Data records
==*==

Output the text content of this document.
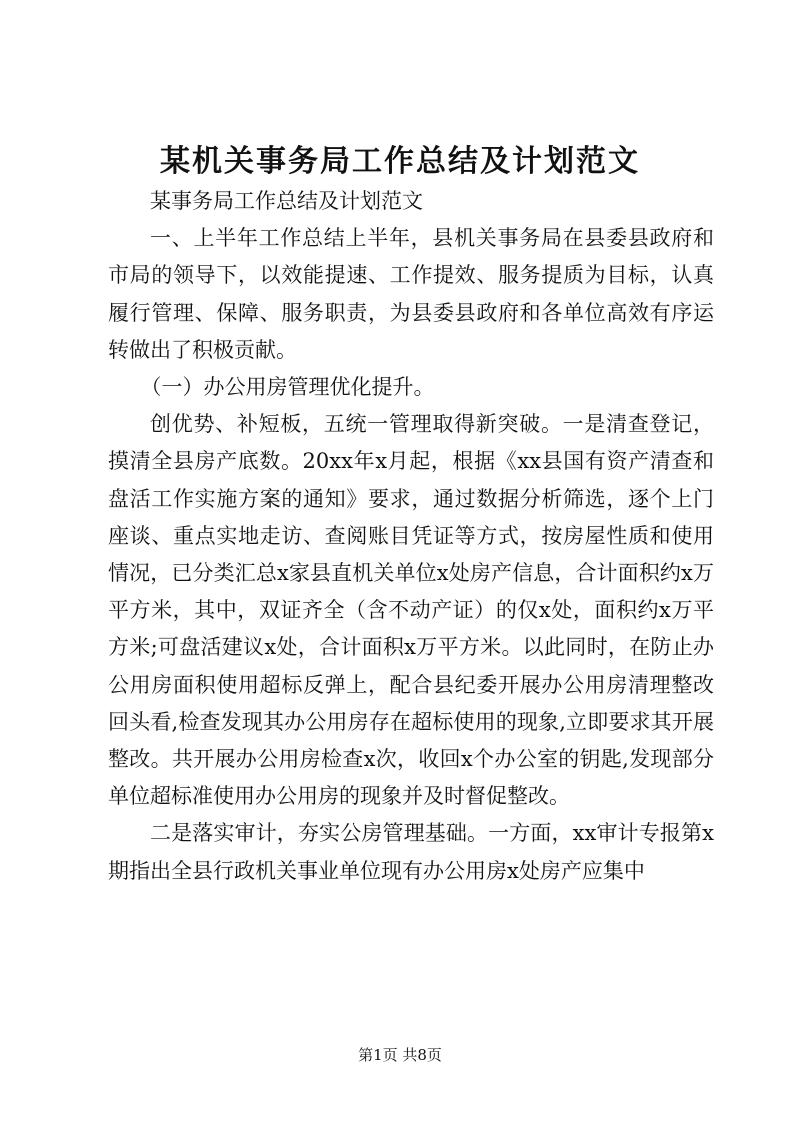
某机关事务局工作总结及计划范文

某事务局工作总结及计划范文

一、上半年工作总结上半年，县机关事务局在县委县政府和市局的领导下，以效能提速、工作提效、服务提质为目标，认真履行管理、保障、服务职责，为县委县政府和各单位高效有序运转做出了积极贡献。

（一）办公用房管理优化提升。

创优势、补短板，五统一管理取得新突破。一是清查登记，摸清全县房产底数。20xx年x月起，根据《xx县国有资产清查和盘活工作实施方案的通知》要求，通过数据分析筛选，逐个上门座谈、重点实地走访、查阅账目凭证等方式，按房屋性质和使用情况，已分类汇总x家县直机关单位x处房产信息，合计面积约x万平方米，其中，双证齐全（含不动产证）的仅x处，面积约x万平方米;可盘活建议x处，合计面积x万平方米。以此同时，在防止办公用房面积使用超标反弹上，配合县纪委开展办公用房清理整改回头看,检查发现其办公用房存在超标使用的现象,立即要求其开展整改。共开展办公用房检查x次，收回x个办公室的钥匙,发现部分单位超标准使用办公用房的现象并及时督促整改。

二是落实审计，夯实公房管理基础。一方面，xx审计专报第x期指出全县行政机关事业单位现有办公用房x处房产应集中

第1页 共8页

==*==

### PROBLEM STATEMENT:
Reproduce the material above in full and without alteration, but skip all pictures.

### RIGHT ANSWER:
Output the text content of this document.
某机关事务局工作总结及计划范文

某事务局工作总结及计划范文

一、上半年工作总结上半年，县机关事务局在县委县政府和市局的领导下，以效能提速、工作提效、服务提质为目标，认真履行管理、保障、服务职责，为县委县政府和各单位高效有序运转做出了积极贡献。

（一）办公用房管理优化提升。

创优势、补短板，五统一管理取得新突破。一是清查登记，摸清全县房产底数。20xx年x月起，根据《xx县国有资产清查和盘活工作实施方案的通知》要求，通过数据分析筛选，逐个上门座谈、重点实地走访、查阅账目凭证等方式，按房屋性质和使用情况，已分类汇总x家县直机关单位x处房产信息，合计面积约x万平方米，其中，双证齐全（含不动产证）的仅x处，面积约x万平方米;可盘活建议x处，合计面积x万平方米。以此同时，在防止办公用房面积使用超标反弹上，配合县纪委开展办公用房清理整改回头看,检查发现其办公用房存在超标使用的现象,立即要求其开展整改。共开展办公用房检查x次，收回x个办公室的钥匙,发现部分单位超标准使用办公用房的现象并及时督促整改。

二是落实审计，夯实公房管理基础。一方面，xx审计专报第x期指出全县行政机关事业单位现有办公用房x处房产应集中

第1页 共8页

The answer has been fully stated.